— Exercise details —
Return all of the lines below exactly as they are.

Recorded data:
================

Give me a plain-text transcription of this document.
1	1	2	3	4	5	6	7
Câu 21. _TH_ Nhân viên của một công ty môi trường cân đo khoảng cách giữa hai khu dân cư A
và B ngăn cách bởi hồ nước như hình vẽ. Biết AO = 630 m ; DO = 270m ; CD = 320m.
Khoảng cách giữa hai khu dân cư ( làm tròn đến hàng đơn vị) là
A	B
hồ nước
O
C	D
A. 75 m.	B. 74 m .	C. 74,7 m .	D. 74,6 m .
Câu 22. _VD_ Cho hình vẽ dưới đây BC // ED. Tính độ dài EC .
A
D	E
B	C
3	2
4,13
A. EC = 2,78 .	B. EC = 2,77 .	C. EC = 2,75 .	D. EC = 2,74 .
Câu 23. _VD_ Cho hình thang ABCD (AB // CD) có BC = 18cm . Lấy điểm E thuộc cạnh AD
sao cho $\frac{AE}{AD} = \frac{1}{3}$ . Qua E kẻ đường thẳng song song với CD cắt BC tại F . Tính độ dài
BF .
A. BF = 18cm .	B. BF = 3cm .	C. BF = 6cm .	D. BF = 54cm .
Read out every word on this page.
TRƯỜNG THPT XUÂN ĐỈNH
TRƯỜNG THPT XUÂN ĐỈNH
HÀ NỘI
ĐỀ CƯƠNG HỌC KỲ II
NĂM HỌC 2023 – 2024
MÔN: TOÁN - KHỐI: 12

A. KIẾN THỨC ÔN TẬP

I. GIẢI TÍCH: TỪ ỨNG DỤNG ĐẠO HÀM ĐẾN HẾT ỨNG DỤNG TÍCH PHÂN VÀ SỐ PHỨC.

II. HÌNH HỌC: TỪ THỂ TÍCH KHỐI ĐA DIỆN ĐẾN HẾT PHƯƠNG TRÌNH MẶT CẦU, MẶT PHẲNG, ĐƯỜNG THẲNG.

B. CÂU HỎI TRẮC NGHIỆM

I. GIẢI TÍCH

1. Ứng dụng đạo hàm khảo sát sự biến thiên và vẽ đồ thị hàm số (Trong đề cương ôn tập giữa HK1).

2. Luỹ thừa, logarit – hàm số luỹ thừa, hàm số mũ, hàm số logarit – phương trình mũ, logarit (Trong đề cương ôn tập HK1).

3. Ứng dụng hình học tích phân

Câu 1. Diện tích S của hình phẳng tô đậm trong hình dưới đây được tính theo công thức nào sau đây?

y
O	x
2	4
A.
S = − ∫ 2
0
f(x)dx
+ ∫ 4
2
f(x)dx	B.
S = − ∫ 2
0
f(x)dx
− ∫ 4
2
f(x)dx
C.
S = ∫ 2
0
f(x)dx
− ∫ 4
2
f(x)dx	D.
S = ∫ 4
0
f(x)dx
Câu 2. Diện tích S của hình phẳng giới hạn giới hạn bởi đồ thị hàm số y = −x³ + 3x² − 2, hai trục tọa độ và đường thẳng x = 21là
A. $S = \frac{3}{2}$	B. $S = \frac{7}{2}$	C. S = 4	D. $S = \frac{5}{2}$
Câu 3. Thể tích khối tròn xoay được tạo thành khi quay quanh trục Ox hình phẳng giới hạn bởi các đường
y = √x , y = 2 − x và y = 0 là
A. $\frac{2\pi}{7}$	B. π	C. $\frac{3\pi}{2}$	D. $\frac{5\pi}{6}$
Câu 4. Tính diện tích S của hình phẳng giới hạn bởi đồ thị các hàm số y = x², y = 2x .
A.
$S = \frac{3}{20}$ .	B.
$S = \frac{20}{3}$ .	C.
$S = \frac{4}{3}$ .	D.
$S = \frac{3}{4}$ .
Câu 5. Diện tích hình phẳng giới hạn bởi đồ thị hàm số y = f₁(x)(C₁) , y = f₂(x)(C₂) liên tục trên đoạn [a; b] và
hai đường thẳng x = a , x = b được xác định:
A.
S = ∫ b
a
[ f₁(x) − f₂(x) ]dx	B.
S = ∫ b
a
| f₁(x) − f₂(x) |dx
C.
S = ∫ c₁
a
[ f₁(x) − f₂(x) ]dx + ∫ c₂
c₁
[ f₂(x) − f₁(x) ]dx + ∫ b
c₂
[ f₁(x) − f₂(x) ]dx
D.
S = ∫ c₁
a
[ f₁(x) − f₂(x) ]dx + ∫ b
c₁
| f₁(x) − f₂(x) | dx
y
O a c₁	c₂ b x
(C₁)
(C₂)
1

================

— Expected output —
Give me a plain-text transcription of this document.
1	1	2	3	4	5	6	7
Câu 21. _TH_ Nhân viên của một công ty môi trường cân đo khoảng cách giữa hai khu dân cư A
và B ngăn cách bởi hồ nước như hình vẽ. Biết AO = 630 m ; DO = 270m ; CD = 320m.
Khoảng cách giữa hai khu dân cư ( làm tròn đến hàng đơn vị) là
A	B
hồ nước
O
C	D
A. 75 m.	B. 74 m .	C. 74,7 m .	D. 74,6 m .
Câu 22. _VD_ Cho hình vẽ dưới đây BC // ED. Tính độ dài EC .
A
D	E
B	C
3	2
4,13
A. EC = 2,78 .	B. EC = 2,77 .	C. EC = 2,75 .	D. EC = 2,74 .
Câu 23. _VD_ Cho hình thang ABCD (AB // CD) có BC = 18cm . Lấy điểm E thuộc cạnh AD
sao cho $\frac{AE}{AD} = \frac{1}{3}$ . Qua E kẻ đường thẳng song song với CD cắt BC tại F . Tính độ dài
BF .
A. BF = 18cm .	B. BF = 3cm .	C. BF = 6cm .	D. BF = 54cm .
Read out every word on this page.
TRƯỜNG THPT XUÂN ĐỈNH
TRƯỜNG THPT XUÂN ĐỈNH
HÀ NỘI
ĐỀ CƯƠNG HỌC KỲ II
NĂM HỌC 2023 – 2024
MÔN: TOÁN - KHỐI: 12

A. KIẾN THỨC ÔN TẬP

I. GIẢI TÍCH: TỪ ỨNG DỤNG ĐẠO HÀM ĐẾN HẾT ỨNG DỤNG TÍCH PHÂN VÀ SỐ PHỨC.

II. HÌNH HỌC: TỪ THỂ TÍCH KHỐI ĐA DIỆN ĐẾN HẾT PHƯƠNG TRÌNH MẶT CẦU, MẶT PHẲNG, ĐƯỜNG THẲNG.

B. CÂU HỎI TRẮC NGHIỆM

I. GIẢI TÍCH

1. Ứng dụng đạo hàm khảo sát sự biến thiên và vẽ đồ thị hàm số (Trong đề cương ôn tập giữa HK1).

2. Luỹ thừa, logarit – hàm số luỹ thừa, hàm số mũ, hàm số logarit – phương trình mũ, logarit (Trong đề cương ôn tập HK1).

3. Ứng dụng hình học tích phân

Câu 1. Diện tích S của hình phẳng tô đậm trong hình dưới đây được tính theo công thức nào sau đây?

y
O	x
2	4
A.
S = − ∫ 2
0
f(x)dx
+ ∫ 4
2
f(x)dx	B.
S = − ∫ 2
0
f(x)dx
− ∫ 4
2
f(x)dx
C.
S = ∫ 2
0
f(x)dx
− ∫ 4
2
f(x)dx	D.
S = ∫ 4
0
f(x)dx
Câu 2. Diện tích S của hình phẳng giới hạn giới hạn bởi đồ thị hàm số y = −x³ + 3x² − 2, hai trục tọa độ và đường thẳng x = 21là
A. $S = \frac{3}{2}$	B. $S = \frac{7}{2}$	C. S = 4	D. $S = \frac{5}{2}$
Câu 3. Thể tích khối tròn xoay được tạo thành khi quay quanh trục Ox hình phẳng giới hạn bởi các đường
y = √x , y = 2 − x và y = 0 là
A. $\frac{2\pi}{7}$	B. π	C. $\frac{3\pi}{2}$	D. $\frac{5\pi}{6}$
Câu 4. Tính diện tích S của hình phẳng giới hạn bởi đồ thị các hàm số y = x², y = 2x .
A.
$S = \frac{3}{20}$ .	B.
$S = \frac{20}{3}$ .	C.
$S = \frac{4}{3}$ .	D.
$S = \frac{3}{4}$ .
Câu 5. Diện tích hình phẳng giới hạn bởi đồ thị hàm số y = f₁(x)(C₁) , y = f₂(x)(C₂) liên tục trên đoạn [a; b] và
hai đường thẳng x = a , x = b được xác định:
A.
S = ∫ b
a
[ f₁(x) − f₂(x) ]dx	B.
S = ∫ b
a
| f₁(x) − f₂(x) |dx
C.
S = ∫ c₁
a
[ f₁(x) − f₂(x) ]dx + ∫ c₂
c₁
[ f₂(x) − f₁(x) ]dx + ∫ b
c₂
[ f₁(x) − f₂(x) ]dx
D.
S = ∫ c₁
a
[ f₁(x) − f₂(x) ]dx + ∫ b
c₁
| f₁(x) − f₂(x) | dx
y
O a c₁	c₂ b x
(C₁)
(C₂)
1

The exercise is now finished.